Available data —
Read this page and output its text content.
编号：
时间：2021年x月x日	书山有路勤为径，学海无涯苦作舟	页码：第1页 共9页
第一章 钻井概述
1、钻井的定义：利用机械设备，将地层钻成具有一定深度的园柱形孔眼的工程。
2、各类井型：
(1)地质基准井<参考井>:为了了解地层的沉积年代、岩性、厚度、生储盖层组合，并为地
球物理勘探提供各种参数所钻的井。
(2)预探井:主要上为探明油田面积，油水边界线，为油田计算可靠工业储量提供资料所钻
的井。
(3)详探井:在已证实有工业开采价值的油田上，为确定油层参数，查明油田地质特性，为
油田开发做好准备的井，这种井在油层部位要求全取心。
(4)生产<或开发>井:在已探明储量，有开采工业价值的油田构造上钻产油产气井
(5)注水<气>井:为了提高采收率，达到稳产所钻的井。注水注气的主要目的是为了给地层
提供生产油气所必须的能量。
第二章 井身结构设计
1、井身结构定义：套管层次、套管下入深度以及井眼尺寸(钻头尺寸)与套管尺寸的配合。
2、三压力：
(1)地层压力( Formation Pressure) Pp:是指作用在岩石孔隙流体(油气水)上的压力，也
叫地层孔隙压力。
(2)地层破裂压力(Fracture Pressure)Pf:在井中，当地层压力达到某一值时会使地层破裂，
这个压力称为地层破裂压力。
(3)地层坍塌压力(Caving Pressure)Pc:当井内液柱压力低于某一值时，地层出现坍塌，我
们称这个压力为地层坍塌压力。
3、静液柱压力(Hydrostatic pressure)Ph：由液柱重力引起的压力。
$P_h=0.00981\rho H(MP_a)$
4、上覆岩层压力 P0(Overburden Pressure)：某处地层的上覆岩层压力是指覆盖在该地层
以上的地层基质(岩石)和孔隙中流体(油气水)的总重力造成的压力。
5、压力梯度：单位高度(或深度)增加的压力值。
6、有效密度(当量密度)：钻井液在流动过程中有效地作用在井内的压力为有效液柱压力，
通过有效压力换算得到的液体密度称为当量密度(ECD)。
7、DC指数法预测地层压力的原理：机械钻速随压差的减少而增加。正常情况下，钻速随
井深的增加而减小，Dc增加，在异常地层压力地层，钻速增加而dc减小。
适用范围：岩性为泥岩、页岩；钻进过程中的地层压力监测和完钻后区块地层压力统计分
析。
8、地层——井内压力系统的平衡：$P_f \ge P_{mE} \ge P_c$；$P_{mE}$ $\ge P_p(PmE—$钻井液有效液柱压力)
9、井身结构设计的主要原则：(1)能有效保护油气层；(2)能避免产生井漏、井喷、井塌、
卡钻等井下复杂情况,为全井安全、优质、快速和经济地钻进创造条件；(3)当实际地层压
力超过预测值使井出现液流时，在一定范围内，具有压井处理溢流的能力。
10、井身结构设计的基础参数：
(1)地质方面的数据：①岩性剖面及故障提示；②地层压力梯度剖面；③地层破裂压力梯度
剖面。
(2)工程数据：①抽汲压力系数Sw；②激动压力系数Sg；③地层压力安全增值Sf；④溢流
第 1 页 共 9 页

Directions for this task — Retype all the material above precisely, with no line left out.

Answer —
Read this page and output its text content.
编号：
时间：2021年x月x日	书山有路勤为径，学海无涯苦作舟	页码：第1页 共9页
第一章 钻井概述
1、钻井的定义：利用机械设备，将地层钻成具有一定深度的园柱形孔眼的工程。
2、各类井型：
(1)地质基准井<参考井>:为了了解地层的沉积年代、岩性、厚度、生储盖层组合，并为地
球物理勘探提供各种参数所钻的井。
(2)预探井:主要上为探明油田面积，油水边界线，为油田计算可靠工业储量提供资料所钻
的井。
(3)详探井:在已证实有工业开采价值的油田上，为确定油层参数，查明油田地质特性，为
油田开发做好准备的井，这种井在油层部位要求全取心。
(4)生产<或开发>井:在已探明储量，有开采工业价值的油田构造上钻产油产气井
(5)注水<气>井:为了提高采收率，达到稳产所钻的井。注水注气的主要目的是为了给地层
提供生产油气所必须的能量。
第二章 井身结构设计
1、井身结构定义：套管层次、套管下入深度以及井眼尺寸(钻头尺寸)与套管尺寸的配合。
2、三压力：
(1)地层压力( Formation Pressure) Pp:是指作用在岩石孔隙流体(油气水)上的压力，也
叫地层孔隙压力。
(2)地层破裂压力(Fracture Pressure)Pf:在井中，当地层压力达到某一值时会使地层破裂，
这个压力称为地层破裂压力。
(3)地层坍塌压力(Caving Pressure)Pc:当井内液柱压力低于某一值时，地层出现坍塌，我
们称这个压力为地层坍塌压力。
3、静液柱压力(Hydrostatic pressure)Ph：由液柱重力引起的压力。
$P_h=0.00981\rho H(MP_a)$
4、上覆岩层压力 P0(Overburden Pressure)：某处地层的上覆岩层压力是指覆盖在该地层
以上的地层基质(岩石)和孔隙中流体(油气水)的总重力造成的压力。
5、压力梯度：单位高度(或深度)增加的压力值。
6、有效密度(当量密度)：钻井液在流动过程中有效地作用在井内的压力为有效液柱压力，
通过有效压力换算得到的液体密度称为当量密度(ECD)。
7、DC指数法预测地层压力的原理：机械钻速随压差的减少而增加。正常情况下，钻速随
井深的增加而减小，Dc增加，在异常地层压力地层，钻速增加而dc减小。
适用范围：岩性为泥岩、页岩；钻进过程中的地层压力监测和完钻后区块地层压力统计分
析。
8、地层——井内压力系统的平衡：$P_f \ge P_{mE} \ge P_c$；$P_{mE}$ $\ge P_p(PmE—$钻井液有效液柱压力)
9、井身结构设计的主要原则：(1)能有效保护油气层；(2)能避免产生井漏、井喷、井塌、
卡钻等井下复杂情况,为全井安全、优质、快速和经济地钻进创造条件；(3)当实际地层压
力超过预测值使井出现液流时，在一定范围内，具有压井处理溢流的能力。
10、井身结构设计的基础参数：
(1)地质方面的数据：①岩性剖面及故障提示；②地层压力梯度剖面；③地层破裂压力梯度
剖面。
(2)工程数据：①抽汲压力系数Sw；②激动压力系数Sg；③地层压力安全增值Sf；④溢流
第 1 页 共 9 页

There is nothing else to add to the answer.